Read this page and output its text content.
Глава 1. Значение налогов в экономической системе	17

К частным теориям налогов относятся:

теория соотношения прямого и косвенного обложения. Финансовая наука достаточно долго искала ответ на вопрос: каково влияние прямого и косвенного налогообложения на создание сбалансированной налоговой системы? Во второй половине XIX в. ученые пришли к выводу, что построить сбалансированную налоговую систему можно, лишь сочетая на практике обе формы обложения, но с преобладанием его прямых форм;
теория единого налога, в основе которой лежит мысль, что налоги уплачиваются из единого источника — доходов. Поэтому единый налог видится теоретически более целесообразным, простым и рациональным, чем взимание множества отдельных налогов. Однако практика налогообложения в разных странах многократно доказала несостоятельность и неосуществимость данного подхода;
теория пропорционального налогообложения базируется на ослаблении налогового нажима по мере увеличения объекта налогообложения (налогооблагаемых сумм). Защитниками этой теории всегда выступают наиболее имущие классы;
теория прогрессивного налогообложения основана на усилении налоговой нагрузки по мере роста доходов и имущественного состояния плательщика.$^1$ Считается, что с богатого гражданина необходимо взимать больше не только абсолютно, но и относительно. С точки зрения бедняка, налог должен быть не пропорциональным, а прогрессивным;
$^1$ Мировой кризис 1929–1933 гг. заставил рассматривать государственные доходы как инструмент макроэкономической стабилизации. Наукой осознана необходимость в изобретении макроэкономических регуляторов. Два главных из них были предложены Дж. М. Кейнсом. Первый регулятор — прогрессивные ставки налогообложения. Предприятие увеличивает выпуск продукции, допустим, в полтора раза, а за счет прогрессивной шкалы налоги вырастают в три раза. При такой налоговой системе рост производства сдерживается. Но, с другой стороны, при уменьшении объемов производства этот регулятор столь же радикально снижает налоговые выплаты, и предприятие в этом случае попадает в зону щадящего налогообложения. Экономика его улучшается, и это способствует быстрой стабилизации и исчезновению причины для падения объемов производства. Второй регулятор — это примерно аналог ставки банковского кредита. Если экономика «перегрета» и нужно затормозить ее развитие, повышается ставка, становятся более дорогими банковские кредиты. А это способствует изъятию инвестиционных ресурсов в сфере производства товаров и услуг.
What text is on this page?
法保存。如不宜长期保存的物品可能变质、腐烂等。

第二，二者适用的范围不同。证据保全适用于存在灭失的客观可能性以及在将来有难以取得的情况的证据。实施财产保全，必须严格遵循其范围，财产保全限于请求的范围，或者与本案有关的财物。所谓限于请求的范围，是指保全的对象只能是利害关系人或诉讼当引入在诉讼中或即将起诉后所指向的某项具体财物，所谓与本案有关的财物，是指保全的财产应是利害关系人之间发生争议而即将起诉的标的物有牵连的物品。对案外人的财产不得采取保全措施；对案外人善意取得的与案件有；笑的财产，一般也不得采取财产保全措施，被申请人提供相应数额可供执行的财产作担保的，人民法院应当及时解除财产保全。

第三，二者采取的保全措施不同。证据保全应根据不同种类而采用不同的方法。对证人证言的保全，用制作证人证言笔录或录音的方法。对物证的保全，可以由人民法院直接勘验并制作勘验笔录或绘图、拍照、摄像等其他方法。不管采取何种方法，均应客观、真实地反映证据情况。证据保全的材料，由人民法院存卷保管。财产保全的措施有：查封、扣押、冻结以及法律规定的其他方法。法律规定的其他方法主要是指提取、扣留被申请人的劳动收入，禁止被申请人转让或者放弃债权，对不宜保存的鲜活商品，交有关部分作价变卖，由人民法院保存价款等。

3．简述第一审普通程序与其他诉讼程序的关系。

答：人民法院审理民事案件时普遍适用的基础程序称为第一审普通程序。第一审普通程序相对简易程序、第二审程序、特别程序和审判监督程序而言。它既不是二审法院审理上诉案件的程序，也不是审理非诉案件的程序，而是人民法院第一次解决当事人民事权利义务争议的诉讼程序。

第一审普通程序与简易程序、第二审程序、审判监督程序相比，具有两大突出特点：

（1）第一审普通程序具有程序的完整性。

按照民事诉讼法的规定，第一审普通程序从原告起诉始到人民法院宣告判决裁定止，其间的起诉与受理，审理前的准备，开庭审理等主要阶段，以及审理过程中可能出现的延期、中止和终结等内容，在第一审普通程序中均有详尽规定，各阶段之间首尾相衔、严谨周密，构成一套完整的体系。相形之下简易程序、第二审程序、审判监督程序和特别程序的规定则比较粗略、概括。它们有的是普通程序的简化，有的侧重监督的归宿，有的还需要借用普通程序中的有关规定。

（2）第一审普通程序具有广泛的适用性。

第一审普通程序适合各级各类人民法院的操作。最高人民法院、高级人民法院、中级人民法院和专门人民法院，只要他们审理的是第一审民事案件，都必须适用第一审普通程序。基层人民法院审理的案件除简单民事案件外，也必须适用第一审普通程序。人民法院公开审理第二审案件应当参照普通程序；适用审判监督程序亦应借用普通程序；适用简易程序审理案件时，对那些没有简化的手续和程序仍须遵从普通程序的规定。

^^^^

## What the task asks
Copy, from the material above, each line in which the string "page" occurs.

## The response
Read this page and output its text content.
What text is on this page?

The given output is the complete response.